> [YOUR TASK]: Exactly as written, print each record in the listing.

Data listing
-.-.-
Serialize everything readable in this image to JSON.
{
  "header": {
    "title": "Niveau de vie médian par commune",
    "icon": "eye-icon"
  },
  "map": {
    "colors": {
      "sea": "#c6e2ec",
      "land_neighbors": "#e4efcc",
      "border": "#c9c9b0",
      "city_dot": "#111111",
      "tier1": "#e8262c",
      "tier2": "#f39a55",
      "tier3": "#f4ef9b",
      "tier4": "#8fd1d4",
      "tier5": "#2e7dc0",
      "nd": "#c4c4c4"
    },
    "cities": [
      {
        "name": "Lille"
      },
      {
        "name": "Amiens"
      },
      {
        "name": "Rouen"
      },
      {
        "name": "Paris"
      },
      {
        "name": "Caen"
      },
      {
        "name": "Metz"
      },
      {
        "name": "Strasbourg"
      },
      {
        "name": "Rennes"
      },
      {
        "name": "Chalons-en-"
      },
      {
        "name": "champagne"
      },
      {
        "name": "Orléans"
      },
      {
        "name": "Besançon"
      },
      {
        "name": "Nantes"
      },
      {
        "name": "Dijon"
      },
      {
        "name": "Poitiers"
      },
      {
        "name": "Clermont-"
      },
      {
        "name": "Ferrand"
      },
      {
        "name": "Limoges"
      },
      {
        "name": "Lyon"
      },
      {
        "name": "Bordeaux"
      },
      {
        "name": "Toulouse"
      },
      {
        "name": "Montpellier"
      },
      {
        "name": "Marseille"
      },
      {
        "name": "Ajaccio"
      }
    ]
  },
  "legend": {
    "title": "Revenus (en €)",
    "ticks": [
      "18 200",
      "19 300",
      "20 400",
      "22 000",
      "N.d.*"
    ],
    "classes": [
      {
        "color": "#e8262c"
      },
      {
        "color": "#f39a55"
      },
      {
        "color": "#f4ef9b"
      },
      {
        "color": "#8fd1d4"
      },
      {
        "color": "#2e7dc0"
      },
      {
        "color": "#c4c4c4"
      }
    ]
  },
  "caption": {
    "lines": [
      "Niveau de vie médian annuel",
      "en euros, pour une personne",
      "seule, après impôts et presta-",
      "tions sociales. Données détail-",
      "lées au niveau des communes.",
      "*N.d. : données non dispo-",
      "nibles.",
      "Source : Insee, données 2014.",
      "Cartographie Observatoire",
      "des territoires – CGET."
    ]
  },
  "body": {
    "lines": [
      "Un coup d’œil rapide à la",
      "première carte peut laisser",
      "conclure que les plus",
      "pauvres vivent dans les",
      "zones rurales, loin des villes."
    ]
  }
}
-.-.-
> [FINAL RESULT]:
Serialize everything readable in this image to JSON.
{
  "header": {
    "title": "Niveau de vie médian par commune",
    "icon": "eye-icon"
  },
  "map": {
    "colors": {
      "sea": "#c6e2ec",
      "land_neighbors": "#e4efcc",
      "border": "#c9c9b0",
      "city_dot": "#111111",
      "tier1": "#e8262c",
      "tier2": "#f39a55",
      "tier3": "#f4ef9b",
      "tier4": "#8fd1d4",
      "tier5": "#2e7dc0",
      "nd": "#c4c4c4"
    },
    "cities": [
      {
        "name": "Lille"
      },
      {
        "name": "Amiens"
      },
      {
        "name": "Rouen"
      },
      {
        "name": "Paris"
      },
      {
        "name": "Caen"
      },
      {
        "name": "Metz"
      },
      {
        "name": "Strasbourg"
      },
      {
        "name": "Rennes"
      },
      {
        "name": "Chalons-en-"
      },
      {
        "name": "champagne"
      },
      {
        "name": "Orléans"
      },
      {
        "name": "Besançon"
      },
      {
        "name": "Nantes"
      },
      {
        "name": "Dijon"
      },
      {
        "name": "Poitiers"
      },
      {
        "name": "Clermont-"
      },
      {
        "name": "Ferrand"
      },
      {
        "name": "Limoges"
      },
      {
        "name": "Lyon"
      },
      {
        "name": "Bordeaux"
      },
      {
        "name": "Toulouse"
      },
      {
        "name": "Montpellier"
      },
      {
        "name": "Marseille"
      },
      {
        "name": "Ajaccio"
      }
    ]
  },
  "legend": {
    "title": "Revenus (en €)",
    "ticks": [
      "18 200",
      "19 300",
      "20 400",
      "22 000",
      "N.d.*"
    ],
    "classes": [
      {
        "color": "#e8262c"
      },
      {
        "color": "#f39a55"
      },
      {
        "color": "#f4ef9b"
      },
      {
        "color": "#8fd1d4"
      },
      {
        "color": "#2e7dc0"
      },
      {
        "color": "#c4c4c4"
      }
    ]
  },
  "caption": {
    "lines": [
      "Niveau de vie médian annuel",
      "en euros, pour une personne",
      "seule, après impôts et presta-",
      "tions sociales. Données détail-",
      "lées au niveau des communes.",
      "*N.d. : données non dispo-",
      "nibles.",
      "Source : Insee, données 2014.",
      "Cartographie Observatoire",
      "des territoires – CGET."
    ]
  },
  "body": {
    "lines": [
      "Un coup d’œil rapide à la",
      "première carte peut laisser",
      "conclure que les plus",
      "pauvres vivent dans les",
      "zones rurales, loin des villes."
    ]
  }
}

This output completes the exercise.